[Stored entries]
|---|
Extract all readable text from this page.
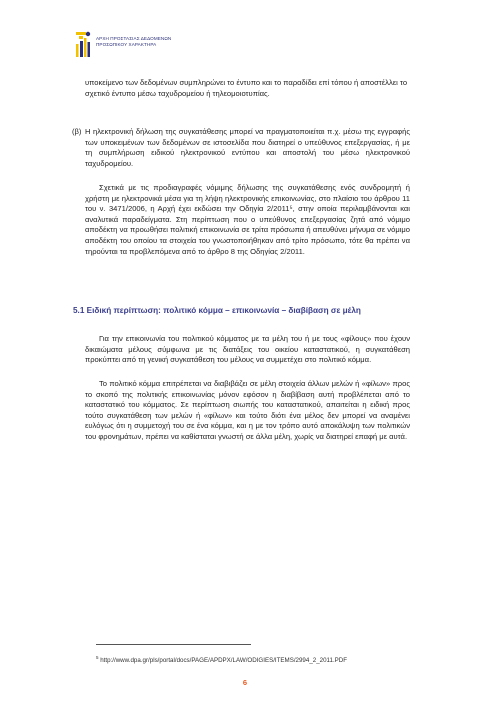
ΑΡΧΗ ΠΡΟΣΤΑΣΙΑΣ ΔΕΔΟΜΕΝΩΝ
ΠΡΟΣΩΠΙΚΟΥ ΧΑΡΑΚΤΗΡΑ

υποκείμενο των δεδομένων συμπληρώνει το έντυπο και το παραδίδει επί τόπου ή αποστέλλει το σχετικό έντυπο μέσω ταχυδρομείου ή τηλεομοιοτυπίας.

(β) Η ηλεκτρονική δήλωση της συγκατάθεσης μπορεί να πραγματοποιείται π.χ. μέσω της εγγραφής των υποκειμένων των δεδομένων σε ιστοσελίδα που διατηρεί ο υπεύθυνος επεξεργασίας, ή με τη συμπλήρωση ειδικού ηλεκτρονικού εντύπου και αποστολή του μέσω ηλεκτρονικού ταχυδρομείου.

Σχετικά με τις προδιαγραφές νόμιμης δήλωσης της συγκατάθεσης ενός συνδρομητή ή χρήστη με ηλεκτρονικά μέσα για τη λήψη ηλεκτρονικής επικοινωνίας, στο πλαίσιο του άρθρου 11 του ν. 3471/2006, η Αρχή έχει εκδώσει την Οδηγία 2/2011⁵, στην οποία περιλαμβάνονται και αναλυτικά παραδείγματα. Στη περίπτωση που ο υπεύθυνος επεξεργασίας ζητά από νόμιμο αποδέκτη να προωθήσει πολιτική επικοινωνία σε τρίτα πρόσωπα ή απευθύνει μήνυμα σε νόμιμο αποδέκτη του οποίου τα στοιχεία του γνωστοποιήθηκαν από τρίτο πρόσωπο, τότε θα πρέπει να τηρούνται τα προβλεπόμενα από το άρθρο 8 της Οδηγίας 2/2011.

5.1 Ειδική περίπτωση: πολιτικό κόμμα – επικοινωνία – διαβίβαση σε μέλη

Για την επικοινωνία του πολιτικού κόμματος με τα μέλη του ή με τους «φίλους» που έχουν δικαιώματα μέλους σύμφωνα με τις διατάξεις του οικείου καταστατικού, η συγκατάθεση προκύπτει από τη γενική συγκατάθεση του μέλους να συμμετέχει στο πολιτικό κόμμα.

Το πολιτικό κόμμα επιτρέπεται να διαβιβάζει σε μέλη στοιχεία άλλων μελών ή «φίλων» προς το σκοπό της πολιτικής επικοινωνίας μόνον εφόσον η διαβίβαση αυτή προβλέπεται από το καταστατικό του κόμματος. Σε περίπτωση σιωπής του καταστατικού, απαιτείται η ειδική προς τούτο συγκατάθεση των μελών ή «φίλων» και τούτο διότι ένα μέλος δεν μπορεί να αναμένει ευλόγως ότι η συμμετοχή του σε ένα κόμμα, και η με τον τρόπο αυτό αποκάλυψη των πολιτικών του φρονημάτων, πρέπει να καθίσταται γνωστή σε άλλα μέλη, χωρίς να διατηρεί επαφή με αυτά.

$^5$ http://www.dpa.gr/pls/portal/docs/PAGE/APDPX/LAW/ODIGIES/ITEMS/2994_2_2011.PDF
6
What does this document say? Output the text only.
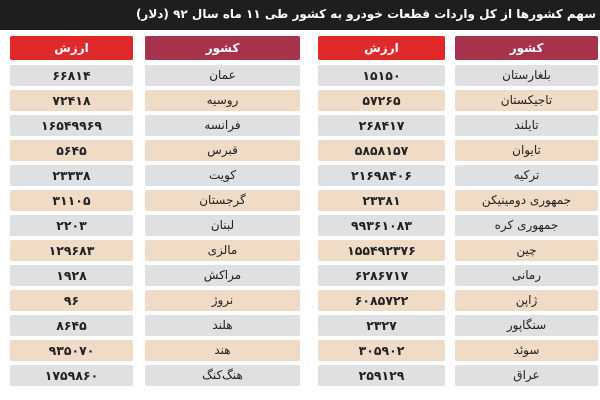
سهم کشورها از کل واردات قطعات خودرو به کشور طی ۱۱ ماه سال ۹۲ (دلار)
ارزش	کشور
۱۵۱۵۰	بلغارستان
۵۷۲۶۵	تاجیکستان
۲۶۸۴۱۷	تایلند
۵۸۵۸۱۵۷	تایوان
۲۱۶۹۸۴۰۶	ترکیه
۲۳۳۸۱	جمهوری دومینیکن
۹۹۳۶۱۰۸۳	جمهوری کره
۱۵۵۴۹۲۳۷۶	چین
۶۲۸۶۷۱۷	رمانی
۶۰۸۵۷۲۲	ژاپن
۲۳۲۷	سنگاپور
۳۰۵۹۰۲	سوئد
۲۵۹۱۲۹	عراق
ارزش	کشور
۶۶۸۱۴	عمان
۷۲۴۱۸	روسیه
۱۶۵۴۹۹۶۹	فرانسه
۵۶۴۵	قبرس
۲۳۳۳۸	کویت
۳۱۱۰۵	گرجستان
۲۲۰۳	لبنان
۱۲۹۶۸۳	مالزی
۱۹۲۸	مراکش
۹۶	نروژ
۸۶۴۵	هلند
۹۳۵۰۷۰	هند
۱۷۵۹۸۶۰	هنگ‌کنگ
|---|
The lines to copy run from the line containing "What does this" through the end of the data above; copy exactly those, minus the pictures.

What does this document say? Output the text only.
سهم کشورها از کل واردات قطعات خودرو به کشور طی ۱۱ ماه سال ۹۲ (دلار)
ارزش	کشور
۱۵۱۵۰	بلغارستان
۵۷۲۶۵	تاجیکستان
۲۶۸۴۱۷	تایلند
۵۸۵۸۱۵۷	تایوان
۲۱۶۹۸۴۰۶	ترکیه
۲۳۳۸۱	جمهوری دومینیکن
۹۹۳۶۱۰۸۳	جمهوری کره
۱۵۵۴۹۲۳۷۶	چین
۶۲۸۶۷۱۷	رمانی
۶۰۸۵۷۲۲	ژاپن
۲۳۲۷	سنگاپور
۳۰۵۹۰۲	سوئد
۲۵۹۱۲۹	عراق
ارزش	کشور
۶۶۸۱۴	عمان
۷۲۴۱۸	روسیه
۱۶۵۴۹۹۶۹	فرانسه
۵۶۴۵	قبرس
۲۳۳۳۸	کویت
۳۱۱۰۵	گرجستان
۲۲۰۳	لبنان
۱۲۹۶۸۳	مالزی
۱۹۲۸	مراکش
۹۶	نروژ
۸۶۴۵	هلند
۹۳۵۰۷۰	هند
۱۷۵۹۸۶۰	هنگ‌کنگ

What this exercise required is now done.